> _REQUIRED WORK_
Copy every record word for word.

> _SUPPLIED DATA_
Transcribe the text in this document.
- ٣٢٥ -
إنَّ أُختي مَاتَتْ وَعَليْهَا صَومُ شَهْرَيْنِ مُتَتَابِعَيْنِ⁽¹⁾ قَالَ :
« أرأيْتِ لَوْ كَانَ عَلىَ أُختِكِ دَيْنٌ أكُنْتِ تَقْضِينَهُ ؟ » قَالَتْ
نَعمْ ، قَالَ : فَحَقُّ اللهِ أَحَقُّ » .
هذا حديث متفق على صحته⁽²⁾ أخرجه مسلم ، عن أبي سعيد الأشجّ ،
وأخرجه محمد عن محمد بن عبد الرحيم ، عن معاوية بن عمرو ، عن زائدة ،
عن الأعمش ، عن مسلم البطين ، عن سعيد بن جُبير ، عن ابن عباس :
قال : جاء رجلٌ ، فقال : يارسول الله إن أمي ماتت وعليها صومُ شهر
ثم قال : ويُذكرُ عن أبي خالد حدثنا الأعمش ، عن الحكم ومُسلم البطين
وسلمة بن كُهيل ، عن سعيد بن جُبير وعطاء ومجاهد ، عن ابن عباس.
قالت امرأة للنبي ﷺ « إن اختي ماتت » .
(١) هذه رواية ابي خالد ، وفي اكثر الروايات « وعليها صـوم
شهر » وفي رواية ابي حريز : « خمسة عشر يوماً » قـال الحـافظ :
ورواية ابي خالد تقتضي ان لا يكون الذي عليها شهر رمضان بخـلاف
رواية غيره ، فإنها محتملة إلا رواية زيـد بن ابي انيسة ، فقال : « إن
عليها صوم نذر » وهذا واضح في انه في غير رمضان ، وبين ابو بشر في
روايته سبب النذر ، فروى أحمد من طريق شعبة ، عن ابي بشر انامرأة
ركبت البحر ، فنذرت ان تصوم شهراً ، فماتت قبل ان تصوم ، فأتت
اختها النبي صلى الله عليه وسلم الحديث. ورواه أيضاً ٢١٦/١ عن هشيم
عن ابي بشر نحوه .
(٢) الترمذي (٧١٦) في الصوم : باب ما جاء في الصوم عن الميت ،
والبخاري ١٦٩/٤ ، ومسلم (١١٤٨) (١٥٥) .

> _FULL SOLUTION_
Transcribe the text in this document.
- ٣٢٥ -
إنَّ أُختي مَاتَتْ وَعَليْهَا صَومُ شَهْرَيْنِ مُتَتَابِعَيْنِ⁽¹⁾ قَالَ :
« أرأيْتِ لَوْ كَانَ عَلىَ أُختِكِ دَيْنٌ أكُنْتِ تَقْضِينَهُ ؟ » قَالَتْ
نَعمْ ، قَالَ : فَحَقُّ اللهِ أَحَقُّ » .
هذا حديث متفق على صحته⁽²⁾ أخرجه مسلم ، عن أبي سعيد الأشجّ ،
وأخرجه محمد عن محمد بن عبد الرحيم ، عن معاوية بن عمرو ، عن زائدة ،
عن الأعمش ، عن مسلم البطين ، عن سعيد بن جُبير ، عن ابن عباس :
قال : جاء رجلٌ ، فقال : يارسول الله إن أمي ماتت وعليها صومُ شهر
ثم قال : ويُذكرُ عن أبي خالد حدثنا الأعمش ، عن الحكم ومُسلم البطين
وسلمة بن كُهيل ، عن سعيد بن جُبير وعطاء ومجاهد ، عن ابن عباس.
قالت امرأة للنبي ﷺ « إن اختي ماتت » .
(١) هذه رواية ابي خالد ، وفي اكثر الروايات « وعليها صـوم
شهر » وفي رواية ابي حريز : « خمسة عشر يوماً » قـال الحـافظ :
ورواية ابي خالد تقتضي ان لا يكون الذي عليها شهر رمضان بخـلاف
رواية غيره ، فإنها محتملة إلا رواية زيـد بن ابي انيسة ، فقال : « إن
عليها صوم نذر » وهذا واضح في انه في غير رمضان ، وبين ابو بشر في
روايته سبب النذر ، فروى أحمد من طريق شعبة ، عن ابي بشر انامرأة
ركبت البحر ، فنذرت ان تصوم شهراً ، فماتت قبل ان تصوم ، فأتت
اختها النبي صلى الله عليه وسلم الحديث. ورواه أيضاً ٢١٦/١ عن هشيم
عن ابي بشر نحوه .
(٢) الترمذي (٧١٦) في الصوم : باب ما جاء في الصوم عن الميت ،
والبخاري ١٦٩/٤ ، ومسلم (١١٤٨) (١٥٥) .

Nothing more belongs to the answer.